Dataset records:
----------
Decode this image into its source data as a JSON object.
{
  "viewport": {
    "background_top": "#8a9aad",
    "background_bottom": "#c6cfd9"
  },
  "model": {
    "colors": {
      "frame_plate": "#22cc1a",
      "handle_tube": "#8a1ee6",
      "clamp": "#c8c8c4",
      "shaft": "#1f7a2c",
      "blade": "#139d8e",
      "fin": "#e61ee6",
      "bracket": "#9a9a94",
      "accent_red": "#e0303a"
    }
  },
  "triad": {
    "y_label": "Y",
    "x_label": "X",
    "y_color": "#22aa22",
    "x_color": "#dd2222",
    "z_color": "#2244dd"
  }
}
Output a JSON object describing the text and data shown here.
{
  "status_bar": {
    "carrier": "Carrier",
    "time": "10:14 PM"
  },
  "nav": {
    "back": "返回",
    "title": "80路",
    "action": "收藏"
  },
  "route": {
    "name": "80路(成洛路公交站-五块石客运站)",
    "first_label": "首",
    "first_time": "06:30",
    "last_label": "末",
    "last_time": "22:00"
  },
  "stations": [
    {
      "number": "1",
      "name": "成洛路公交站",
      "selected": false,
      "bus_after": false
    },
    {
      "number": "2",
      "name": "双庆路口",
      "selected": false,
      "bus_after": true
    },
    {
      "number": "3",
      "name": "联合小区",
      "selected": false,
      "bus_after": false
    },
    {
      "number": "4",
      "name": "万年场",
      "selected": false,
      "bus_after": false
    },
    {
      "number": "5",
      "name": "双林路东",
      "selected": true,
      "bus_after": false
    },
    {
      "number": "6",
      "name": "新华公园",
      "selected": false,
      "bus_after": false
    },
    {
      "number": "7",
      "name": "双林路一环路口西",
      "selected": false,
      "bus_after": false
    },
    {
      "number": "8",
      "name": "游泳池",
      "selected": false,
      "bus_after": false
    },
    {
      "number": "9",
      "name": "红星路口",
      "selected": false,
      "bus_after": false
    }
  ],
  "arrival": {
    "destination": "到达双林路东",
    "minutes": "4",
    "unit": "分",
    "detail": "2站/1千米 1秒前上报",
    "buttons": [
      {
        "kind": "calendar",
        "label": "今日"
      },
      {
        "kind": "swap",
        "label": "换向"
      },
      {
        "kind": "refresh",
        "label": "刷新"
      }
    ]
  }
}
----------
**Stated exercise**:
Show the data once more, exactly as it was written.

**Final answer**:
Decode this image into its source data as a JSON object.
{
  "viewport": {
    "background_top": "#8a9aad",
    "background_bottom": "#c6cfd9"
  },
  "model": {
    "colors": {
      "frame_plate": "#22cc1a",
      "handle_tube": "#8a1ee6",
      "clamp": "#c8c8c4",
      "shaft": "#1f7a2c",
      "blade": "#139d8e",
      "fin": "#e61ee6",
      "bracket": "#9a9a94",
      "accent_red": "#e0303a"
    }
  },
  "triad": {
    "y_label": "Y",
    "x_label": "X",
    "y_color": "#22aa22",
    "x_color": "#dd2222",
    "z_color": "#2244dd"
  }
}
Output a JSON object describing the text and data shown here.
{
  "status_bar": {
    "carrier": "Carrier",
    "time": "10:14 PM"
  },
  "nav": {
    "back": "返回",
    "title": "80路",
    "action": "收藏"
  },
  "route": {
    "name": "80路(成洛路公交站-五块石客运站)",
    "first_label": "首",
    "first_time": "06:30",
    "last_label": "末",
    "last_time": "22:00"
  },
  "stations": [
    {
      "number": "1",
      "name": "成洛路公交站",
      "selected": false,
      "bus_after": false
    },
    {
      "number": "2",
      "name": "双庆路口",
      "selected": false,
      "bus_after": true
    },
    {
      "number": "3",
      "name": "联合小区",
      "selected": false,
      "bus_after": false
    },
    {
      "number": "4",
      "name": "万年场",
      "selected": false,
      "bus_after": false
    },
    {
      "number": "5",
      "name": "双林路东",
      "selected": true,
      "bus_after": false
    },
    {
      "number": "6",
      "name": "新华公园",
      "selected": false,
      "bus_after": false
    },
    {
      "number": "7",
      "name": "双林路一环路口西",
      "selected": false,
      "bus_after": false
    },
    {
      "number": "8",
      "name": "游泳池",
      "selected": false,
      "bus_after": false
    },
    {
      "number": "9",
      "name": "红星路口",
      "selected": false,
      "bus_after": false
    }
  ],
  "arrival": {
    "destination": "到达双林路东",
    "minutes": "4",
    "unit": "分",
    "detail": "2站/1千米 1秒前上报",
    "buttons": [
      {
        "kind": "calendar",
        "label": "今日"
      },
      {
        "kind": "swap",
        "label": "换向"
      },
      {
        "kind": "refresh",
        "label": "刷新"
      }
    ]
  }
}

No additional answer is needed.